The request » Read the records and gather each line that includes "send".

Records provided »
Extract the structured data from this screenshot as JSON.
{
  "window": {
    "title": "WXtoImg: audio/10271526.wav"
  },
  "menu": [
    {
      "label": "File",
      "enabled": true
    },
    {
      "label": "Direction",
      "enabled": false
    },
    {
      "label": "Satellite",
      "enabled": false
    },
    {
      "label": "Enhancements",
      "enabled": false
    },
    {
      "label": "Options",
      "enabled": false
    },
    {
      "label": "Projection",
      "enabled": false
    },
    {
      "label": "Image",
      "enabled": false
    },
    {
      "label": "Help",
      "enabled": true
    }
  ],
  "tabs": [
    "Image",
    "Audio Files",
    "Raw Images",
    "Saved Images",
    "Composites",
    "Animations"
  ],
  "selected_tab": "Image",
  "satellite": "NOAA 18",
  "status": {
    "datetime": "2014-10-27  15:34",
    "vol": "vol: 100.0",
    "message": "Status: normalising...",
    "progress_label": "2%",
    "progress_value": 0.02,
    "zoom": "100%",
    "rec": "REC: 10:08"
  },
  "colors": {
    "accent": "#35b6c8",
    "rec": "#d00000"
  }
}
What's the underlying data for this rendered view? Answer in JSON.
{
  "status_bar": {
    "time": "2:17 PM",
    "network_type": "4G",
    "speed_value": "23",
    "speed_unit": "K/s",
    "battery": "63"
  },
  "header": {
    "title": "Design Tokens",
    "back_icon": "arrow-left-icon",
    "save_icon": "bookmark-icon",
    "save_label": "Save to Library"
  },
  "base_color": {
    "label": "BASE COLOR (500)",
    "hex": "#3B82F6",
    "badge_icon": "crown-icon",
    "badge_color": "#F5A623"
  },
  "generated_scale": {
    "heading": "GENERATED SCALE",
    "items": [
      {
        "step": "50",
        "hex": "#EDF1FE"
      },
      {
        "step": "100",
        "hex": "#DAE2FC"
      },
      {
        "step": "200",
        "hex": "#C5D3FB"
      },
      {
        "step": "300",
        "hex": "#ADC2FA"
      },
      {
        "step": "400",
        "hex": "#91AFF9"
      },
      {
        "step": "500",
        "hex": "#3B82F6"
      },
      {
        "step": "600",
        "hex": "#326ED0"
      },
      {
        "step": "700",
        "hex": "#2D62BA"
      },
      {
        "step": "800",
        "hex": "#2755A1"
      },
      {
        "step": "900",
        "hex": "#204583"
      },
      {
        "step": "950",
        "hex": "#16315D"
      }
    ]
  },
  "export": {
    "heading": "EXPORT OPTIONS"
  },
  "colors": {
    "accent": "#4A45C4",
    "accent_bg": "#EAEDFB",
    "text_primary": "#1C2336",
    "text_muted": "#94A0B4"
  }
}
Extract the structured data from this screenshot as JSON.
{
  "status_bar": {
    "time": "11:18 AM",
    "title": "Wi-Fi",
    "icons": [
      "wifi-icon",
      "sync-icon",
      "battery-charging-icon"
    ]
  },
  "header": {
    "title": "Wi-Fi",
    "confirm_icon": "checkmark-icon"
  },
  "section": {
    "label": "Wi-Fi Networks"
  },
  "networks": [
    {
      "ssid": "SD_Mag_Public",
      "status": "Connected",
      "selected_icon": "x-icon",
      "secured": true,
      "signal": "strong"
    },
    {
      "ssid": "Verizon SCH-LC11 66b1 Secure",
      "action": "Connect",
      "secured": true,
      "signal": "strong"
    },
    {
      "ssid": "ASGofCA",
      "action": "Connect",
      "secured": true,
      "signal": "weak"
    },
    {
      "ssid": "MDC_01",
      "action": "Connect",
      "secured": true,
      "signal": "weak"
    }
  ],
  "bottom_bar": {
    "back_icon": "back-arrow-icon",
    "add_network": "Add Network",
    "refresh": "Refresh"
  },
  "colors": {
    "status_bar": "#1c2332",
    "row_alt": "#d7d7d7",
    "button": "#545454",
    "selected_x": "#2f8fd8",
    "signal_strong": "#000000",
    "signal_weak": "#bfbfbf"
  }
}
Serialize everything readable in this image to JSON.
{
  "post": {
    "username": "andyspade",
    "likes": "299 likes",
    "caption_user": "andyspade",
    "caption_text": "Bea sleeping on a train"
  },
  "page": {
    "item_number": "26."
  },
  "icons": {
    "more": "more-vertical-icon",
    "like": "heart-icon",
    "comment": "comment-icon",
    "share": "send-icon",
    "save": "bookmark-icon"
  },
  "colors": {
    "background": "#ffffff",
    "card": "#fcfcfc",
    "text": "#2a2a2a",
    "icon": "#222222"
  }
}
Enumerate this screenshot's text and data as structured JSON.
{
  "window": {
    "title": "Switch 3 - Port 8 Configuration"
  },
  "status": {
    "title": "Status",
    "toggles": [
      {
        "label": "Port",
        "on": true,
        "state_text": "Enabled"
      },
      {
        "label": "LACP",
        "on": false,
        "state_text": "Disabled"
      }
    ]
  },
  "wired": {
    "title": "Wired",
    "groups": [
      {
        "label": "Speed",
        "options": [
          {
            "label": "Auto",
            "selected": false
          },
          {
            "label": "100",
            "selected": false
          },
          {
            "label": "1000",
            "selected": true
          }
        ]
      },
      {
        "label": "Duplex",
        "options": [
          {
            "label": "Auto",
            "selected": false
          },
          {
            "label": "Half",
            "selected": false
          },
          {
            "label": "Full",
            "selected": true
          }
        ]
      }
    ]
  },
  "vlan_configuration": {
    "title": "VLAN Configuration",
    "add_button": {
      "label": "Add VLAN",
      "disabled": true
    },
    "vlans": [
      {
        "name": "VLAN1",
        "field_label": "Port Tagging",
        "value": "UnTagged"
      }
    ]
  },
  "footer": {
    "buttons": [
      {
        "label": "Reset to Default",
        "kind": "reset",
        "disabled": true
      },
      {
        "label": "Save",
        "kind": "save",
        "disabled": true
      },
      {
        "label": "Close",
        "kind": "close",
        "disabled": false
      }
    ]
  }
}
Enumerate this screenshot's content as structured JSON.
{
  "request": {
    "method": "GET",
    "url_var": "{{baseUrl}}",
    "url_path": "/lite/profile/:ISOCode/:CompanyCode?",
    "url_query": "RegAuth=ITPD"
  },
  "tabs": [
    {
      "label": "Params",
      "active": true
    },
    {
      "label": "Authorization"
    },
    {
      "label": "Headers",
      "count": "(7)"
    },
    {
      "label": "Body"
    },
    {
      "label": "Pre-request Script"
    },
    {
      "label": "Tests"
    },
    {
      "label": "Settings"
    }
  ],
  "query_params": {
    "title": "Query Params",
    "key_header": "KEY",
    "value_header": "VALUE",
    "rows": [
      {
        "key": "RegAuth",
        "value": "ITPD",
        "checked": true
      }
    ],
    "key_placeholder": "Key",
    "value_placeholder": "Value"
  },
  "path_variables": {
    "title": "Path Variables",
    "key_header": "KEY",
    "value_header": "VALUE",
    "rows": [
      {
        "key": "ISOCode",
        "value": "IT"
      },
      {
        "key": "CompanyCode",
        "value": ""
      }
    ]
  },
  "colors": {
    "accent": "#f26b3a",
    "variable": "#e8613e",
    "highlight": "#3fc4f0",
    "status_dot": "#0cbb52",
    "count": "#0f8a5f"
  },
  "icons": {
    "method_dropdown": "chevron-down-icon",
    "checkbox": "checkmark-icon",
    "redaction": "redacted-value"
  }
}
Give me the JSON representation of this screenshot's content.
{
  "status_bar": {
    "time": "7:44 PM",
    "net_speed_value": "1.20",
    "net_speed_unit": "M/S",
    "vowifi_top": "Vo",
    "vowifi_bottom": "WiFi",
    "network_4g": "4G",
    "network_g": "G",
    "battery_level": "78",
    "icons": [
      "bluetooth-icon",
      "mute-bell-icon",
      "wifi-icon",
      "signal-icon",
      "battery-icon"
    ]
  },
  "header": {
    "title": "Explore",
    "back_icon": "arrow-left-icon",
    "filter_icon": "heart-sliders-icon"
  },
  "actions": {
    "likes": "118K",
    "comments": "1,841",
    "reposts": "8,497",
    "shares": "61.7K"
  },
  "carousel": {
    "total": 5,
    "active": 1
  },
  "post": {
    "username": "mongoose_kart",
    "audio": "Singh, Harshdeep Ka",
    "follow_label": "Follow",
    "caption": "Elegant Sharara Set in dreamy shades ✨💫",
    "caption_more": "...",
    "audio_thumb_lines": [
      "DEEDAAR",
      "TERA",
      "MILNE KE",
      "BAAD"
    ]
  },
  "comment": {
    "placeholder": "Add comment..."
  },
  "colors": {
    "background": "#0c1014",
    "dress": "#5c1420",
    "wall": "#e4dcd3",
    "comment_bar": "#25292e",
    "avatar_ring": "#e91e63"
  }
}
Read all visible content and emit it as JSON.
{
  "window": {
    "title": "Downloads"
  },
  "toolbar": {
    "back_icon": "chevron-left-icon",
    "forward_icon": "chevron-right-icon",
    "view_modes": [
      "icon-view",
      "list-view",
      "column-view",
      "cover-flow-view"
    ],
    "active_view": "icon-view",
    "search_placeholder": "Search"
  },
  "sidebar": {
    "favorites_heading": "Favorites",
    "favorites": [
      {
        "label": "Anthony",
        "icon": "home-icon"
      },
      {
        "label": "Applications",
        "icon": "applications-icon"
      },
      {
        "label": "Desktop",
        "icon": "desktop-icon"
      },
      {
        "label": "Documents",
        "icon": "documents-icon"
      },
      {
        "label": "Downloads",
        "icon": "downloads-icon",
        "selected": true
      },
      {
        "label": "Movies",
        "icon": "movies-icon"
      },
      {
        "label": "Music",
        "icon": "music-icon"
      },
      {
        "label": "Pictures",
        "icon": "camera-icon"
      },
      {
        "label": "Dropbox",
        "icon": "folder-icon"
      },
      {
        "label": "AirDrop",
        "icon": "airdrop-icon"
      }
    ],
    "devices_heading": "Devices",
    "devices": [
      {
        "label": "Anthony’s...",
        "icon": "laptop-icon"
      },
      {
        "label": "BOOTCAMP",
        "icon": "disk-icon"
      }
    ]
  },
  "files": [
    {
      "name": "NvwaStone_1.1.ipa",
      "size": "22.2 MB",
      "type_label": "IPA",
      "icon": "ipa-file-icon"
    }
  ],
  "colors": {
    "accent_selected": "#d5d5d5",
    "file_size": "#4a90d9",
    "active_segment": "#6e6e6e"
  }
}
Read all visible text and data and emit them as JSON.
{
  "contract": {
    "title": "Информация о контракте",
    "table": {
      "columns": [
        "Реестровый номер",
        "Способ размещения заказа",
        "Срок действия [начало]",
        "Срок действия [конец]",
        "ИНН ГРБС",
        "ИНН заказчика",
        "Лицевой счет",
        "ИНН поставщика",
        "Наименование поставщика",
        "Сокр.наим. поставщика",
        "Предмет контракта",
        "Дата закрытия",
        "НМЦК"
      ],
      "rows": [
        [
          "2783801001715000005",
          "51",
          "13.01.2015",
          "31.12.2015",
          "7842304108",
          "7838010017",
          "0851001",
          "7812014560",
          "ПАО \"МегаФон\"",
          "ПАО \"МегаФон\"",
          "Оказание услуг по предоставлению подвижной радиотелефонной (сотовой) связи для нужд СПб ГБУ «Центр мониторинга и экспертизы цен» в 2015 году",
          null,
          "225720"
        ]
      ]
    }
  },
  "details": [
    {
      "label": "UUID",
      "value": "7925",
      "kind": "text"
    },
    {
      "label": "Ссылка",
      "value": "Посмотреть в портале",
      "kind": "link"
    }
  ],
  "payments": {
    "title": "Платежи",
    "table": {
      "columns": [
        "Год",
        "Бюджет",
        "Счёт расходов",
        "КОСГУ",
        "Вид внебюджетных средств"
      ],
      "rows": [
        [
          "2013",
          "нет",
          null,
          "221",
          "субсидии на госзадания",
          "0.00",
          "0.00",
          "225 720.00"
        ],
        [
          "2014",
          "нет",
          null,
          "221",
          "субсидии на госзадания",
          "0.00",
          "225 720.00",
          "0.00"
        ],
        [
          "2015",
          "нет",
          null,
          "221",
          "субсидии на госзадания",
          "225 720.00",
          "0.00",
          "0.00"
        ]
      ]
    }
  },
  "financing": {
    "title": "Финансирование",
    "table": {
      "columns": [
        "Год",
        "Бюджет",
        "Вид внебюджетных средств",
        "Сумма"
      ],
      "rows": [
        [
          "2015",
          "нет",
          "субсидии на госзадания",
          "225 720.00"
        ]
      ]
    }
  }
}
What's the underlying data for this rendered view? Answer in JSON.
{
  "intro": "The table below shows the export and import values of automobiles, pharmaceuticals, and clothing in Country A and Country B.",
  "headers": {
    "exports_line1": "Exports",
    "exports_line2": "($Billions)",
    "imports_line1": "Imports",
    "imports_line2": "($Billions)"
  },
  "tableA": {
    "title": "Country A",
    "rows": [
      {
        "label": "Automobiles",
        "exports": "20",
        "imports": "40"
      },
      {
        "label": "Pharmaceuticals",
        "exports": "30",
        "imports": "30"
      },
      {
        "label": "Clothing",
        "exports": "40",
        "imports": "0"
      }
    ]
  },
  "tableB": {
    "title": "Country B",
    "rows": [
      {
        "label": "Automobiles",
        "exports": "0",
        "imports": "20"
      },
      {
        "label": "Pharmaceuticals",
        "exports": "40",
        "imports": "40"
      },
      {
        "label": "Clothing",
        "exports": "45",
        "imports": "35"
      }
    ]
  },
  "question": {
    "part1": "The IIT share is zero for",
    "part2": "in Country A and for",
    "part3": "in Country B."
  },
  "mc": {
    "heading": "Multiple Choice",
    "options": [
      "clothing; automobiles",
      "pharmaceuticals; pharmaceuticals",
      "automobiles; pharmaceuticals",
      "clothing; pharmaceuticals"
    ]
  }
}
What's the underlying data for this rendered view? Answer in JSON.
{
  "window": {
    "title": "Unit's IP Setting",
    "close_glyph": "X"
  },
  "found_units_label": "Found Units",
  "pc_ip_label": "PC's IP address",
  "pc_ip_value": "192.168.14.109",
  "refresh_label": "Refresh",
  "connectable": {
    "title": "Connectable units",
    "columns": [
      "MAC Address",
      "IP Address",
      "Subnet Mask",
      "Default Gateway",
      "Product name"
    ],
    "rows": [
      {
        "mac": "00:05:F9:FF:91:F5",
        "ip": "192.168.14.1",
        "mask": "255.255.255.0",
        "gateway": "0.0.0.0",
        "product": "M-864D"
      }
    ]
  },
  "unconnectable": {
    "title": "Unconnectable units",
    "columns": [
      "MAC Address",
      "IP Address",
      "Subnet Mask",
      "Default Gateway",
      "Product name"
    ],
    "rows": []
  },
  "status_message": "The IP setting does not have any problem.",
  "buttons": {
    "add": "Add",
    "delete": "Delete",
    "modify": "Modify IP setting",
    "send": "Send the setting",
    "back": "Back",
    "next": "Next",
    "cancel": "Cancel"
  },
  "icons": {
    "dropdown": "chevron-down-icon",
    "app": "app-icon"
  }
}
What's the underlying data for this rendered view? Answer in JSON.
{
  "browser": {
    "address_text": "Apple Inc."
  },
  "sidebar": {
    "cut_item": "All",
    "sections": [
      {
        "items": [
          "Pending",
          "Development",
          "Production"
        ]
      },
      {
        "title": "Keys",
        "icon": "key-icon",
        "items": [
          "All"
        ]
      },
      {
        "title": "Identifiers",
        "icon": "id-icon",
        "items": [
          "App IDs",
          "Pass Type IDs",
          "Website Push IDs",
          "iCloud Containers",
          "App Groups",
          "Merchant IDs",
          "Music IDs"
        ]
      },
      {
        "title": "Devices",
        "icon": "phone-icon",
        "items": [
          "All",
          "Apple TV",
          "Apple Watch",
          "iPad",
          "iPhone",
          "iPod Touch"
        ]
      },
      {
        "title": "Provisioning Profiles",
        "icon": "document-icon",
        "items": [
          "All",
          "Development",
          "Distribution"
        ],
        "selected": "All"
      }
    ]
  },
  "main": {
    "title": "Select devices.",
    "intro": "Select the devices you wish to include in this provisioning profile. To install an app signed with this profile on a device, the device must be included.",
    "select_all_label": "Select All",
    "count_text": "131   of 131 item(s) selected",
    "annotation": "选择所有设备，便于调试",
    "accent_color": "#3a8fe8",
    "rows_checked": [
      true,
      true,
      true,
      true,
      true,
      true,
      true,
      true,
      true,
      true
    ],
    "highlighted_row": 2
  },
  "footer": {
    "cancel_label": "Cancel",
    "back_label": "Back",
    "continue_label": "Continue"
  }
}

Full solution »
    "share": "send-icon",
    "send": "Send the setting",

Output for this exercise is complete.